• _The problem_
The data below should be printed in full, exactly, and without any of its images.

— begin Records for this task —

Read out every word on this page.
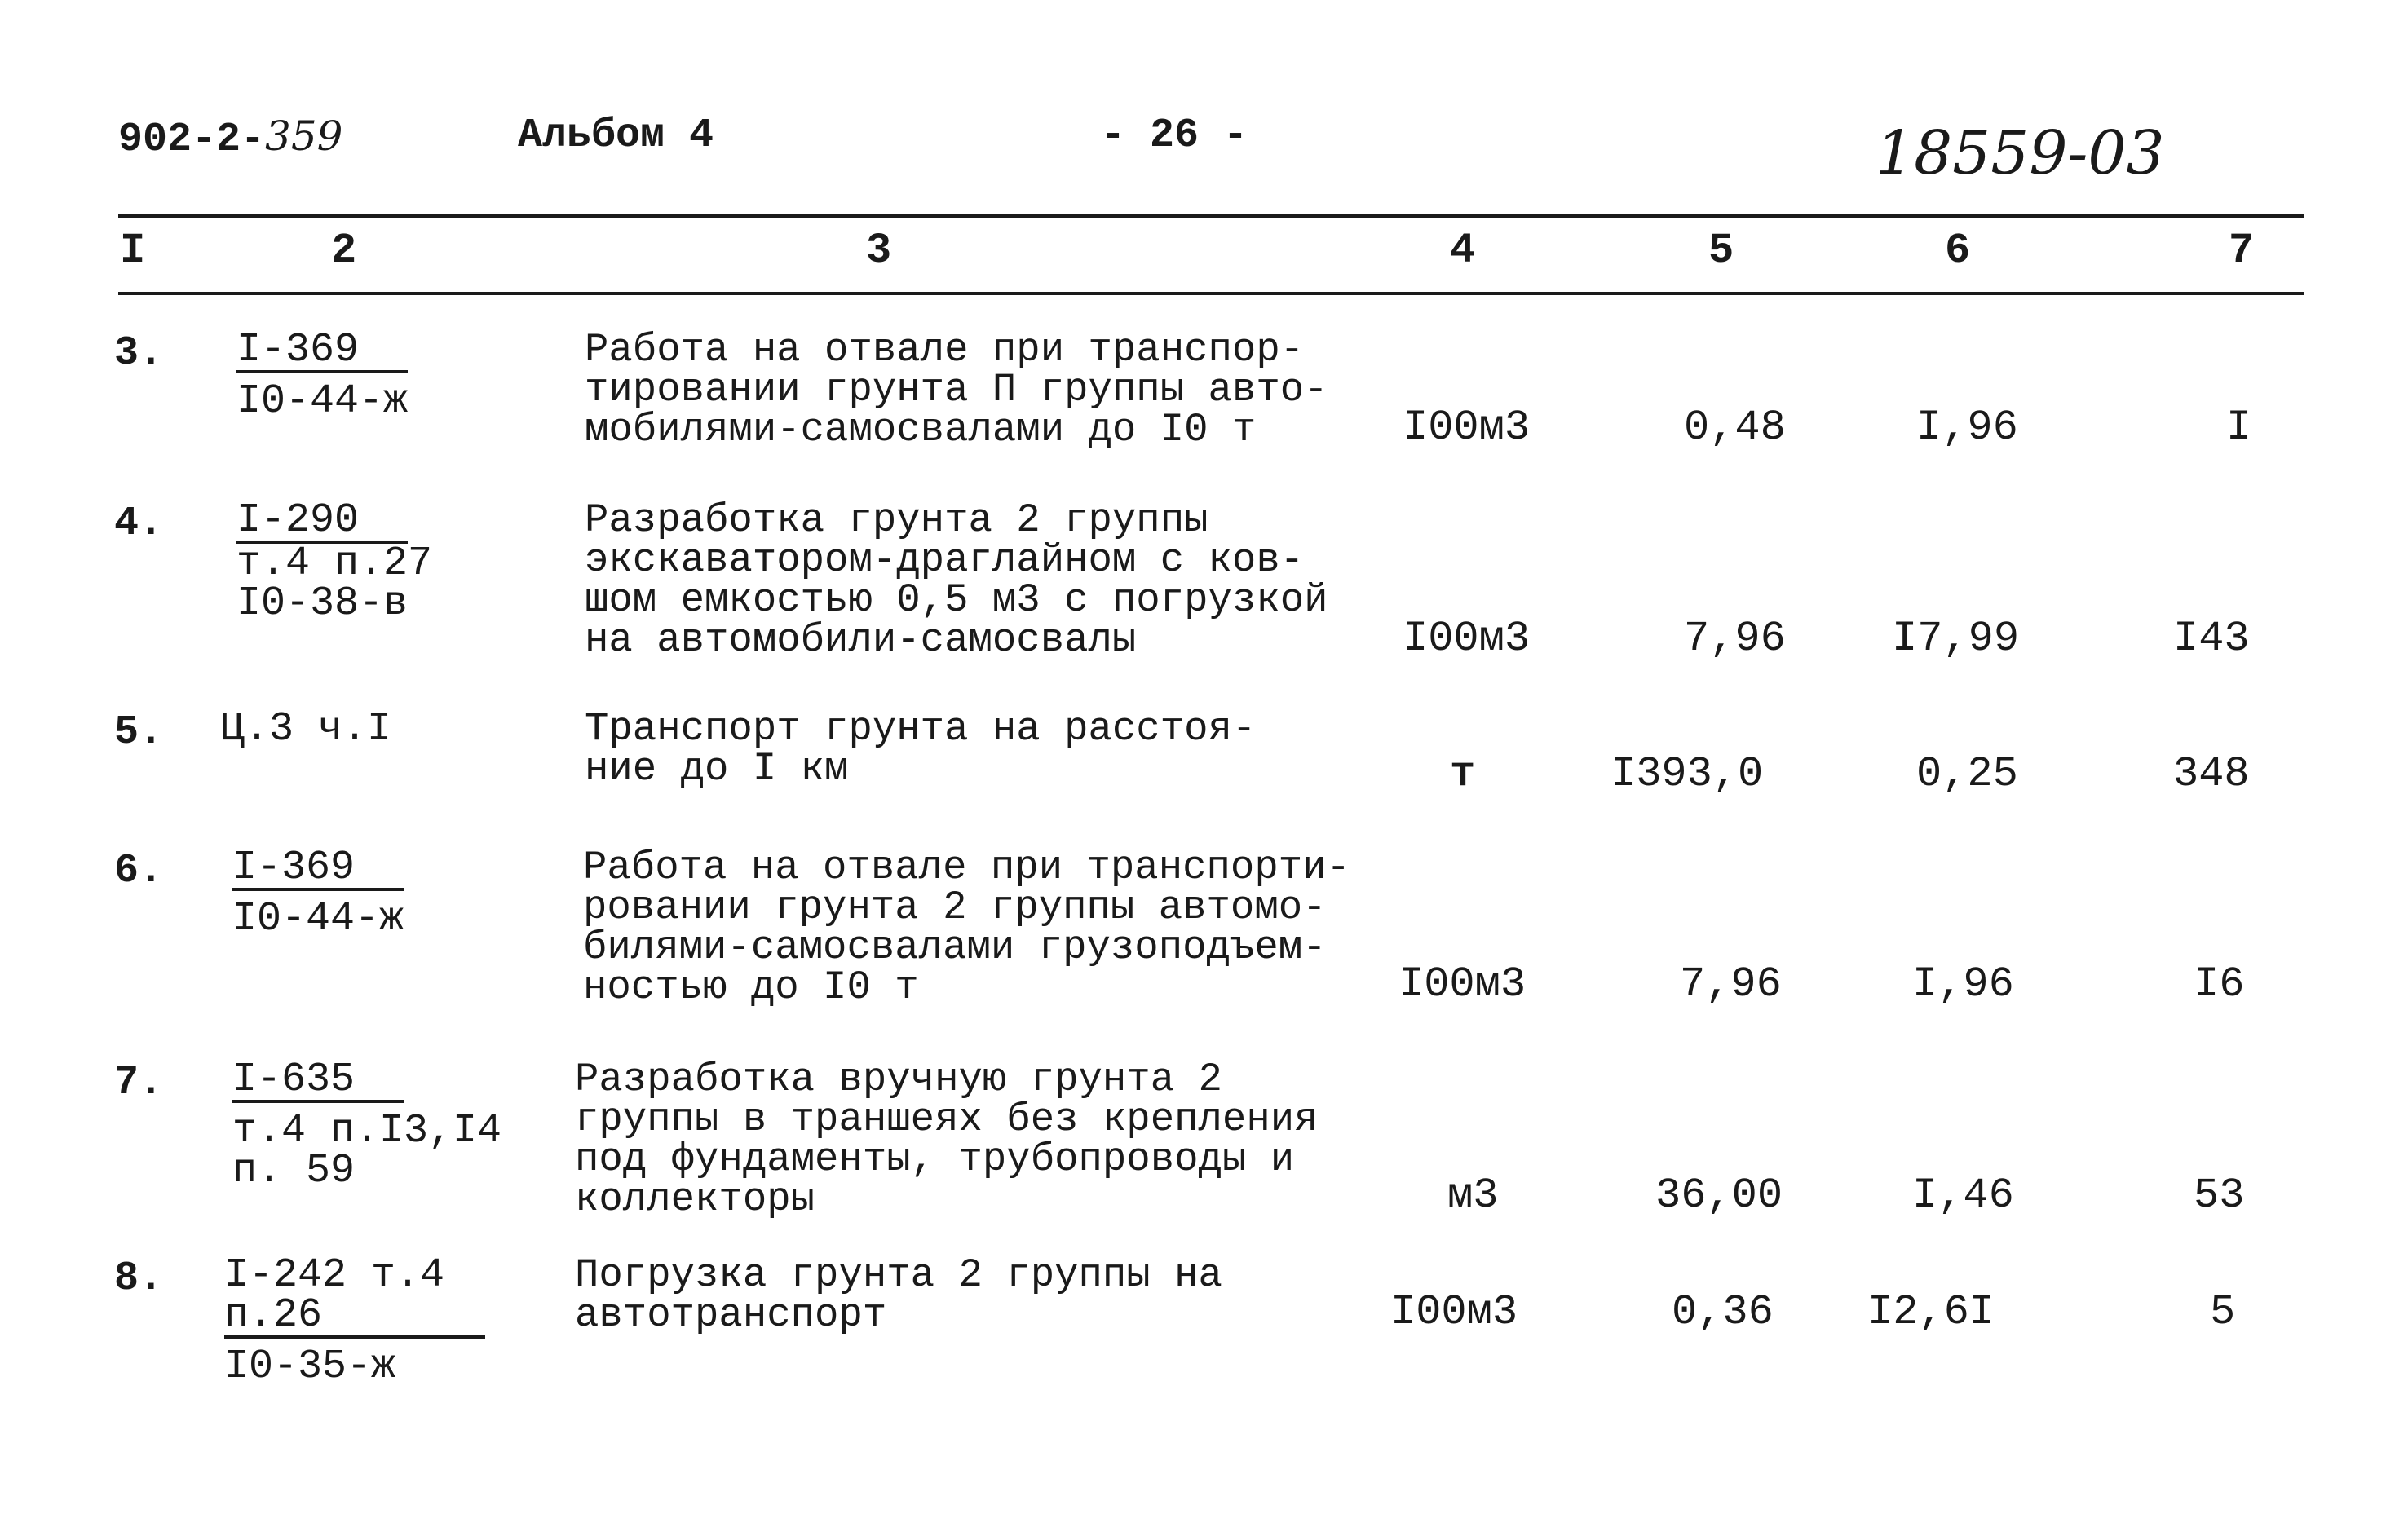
902-2-359	Альбом 4	- 26 -	18559-03
I	2	3	4	5	6	7
3. I-369
I0-44-ж
Работа на отвале при транспор-
тировании грунта П группы авто-
мобилями-самосвалами до I0 т	I00м3	0,48	I,96	I
4. I-290
т.4 п.27
I0-38-в
Разработка грунта 2 группы
экскаватором-драглайном с ков-
шом емкостью 0,5 м3 с погрузкой
на автомобили-самосвалы	I00м3	7,96	I7,99	I43
5. Ц.3 ч.I	Транспорт грунта на расстоя-
ние до I км	т	I393,0	0,25	348
6. I-369
I0-44-ж
Работа на отвале при транспорти-
ровании грунта 2 группы автомо-
билями-самосвалами грузоподъем-
ностью до I0 т	I00м3	7,96	I,96	I6
7. I-635
т.4 п.I3,I4
п. 59
Разработка вручную грунта 2
группы в траншеях без крепления
под фундаменты, трубопроводы и
коллекторы	м3	36,00	I,46	53
8. I-242 т.4
п.26
I0-35-ж
Погрузка грунта 2 группы на
автотранспорт	I00м3	0,36 I2,6I	5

— end Records for this task —

• _Written response_
Read out every word on this page.
902-2-359	Альбом 4	- 26 -	18559-03
I	2	3	4	5	6	7
3. I-369
I0-44-ж
Работа на отвале при транспор-
тировании грунта П группы авто-
мобилями-самосвалами до I0 т	I00м3	0,48	I,96	I
4. I-290
т.4 п.27
I0-38-в
Разработка грунта 2 группы
экскаватором-драглайном с ков-
шом емкостью 0,5 м3 с погрузкой
на автомобили-самосвалы	I00м3	7,96	I7,99	I43
5. Ц.3 ч.I	Транспорт грунта на расстоя-
ние до I км	т	I393,0	0,25	348
6. I-369
I0-44-ж
Работа на отвале при транспорти-
ровании грунта 2 группы автомо-
билями-самосвалами грузоподъем-
ностью до I0 т	I00м3	7,96	I,96	I6
7. I-635
т.4 п.I3,I4
п. 59
Разработка вручную грунта 2
группы в траншеях без крепления
под фундаменты, трубопроводы и
коллекторы	м3	36,00	I,46	53
8. I-242 т.4
п.26
I0-35-ж
Погрузка грунта 2 группы на
автотранспорт	I00м3	0,36 I2,6I	5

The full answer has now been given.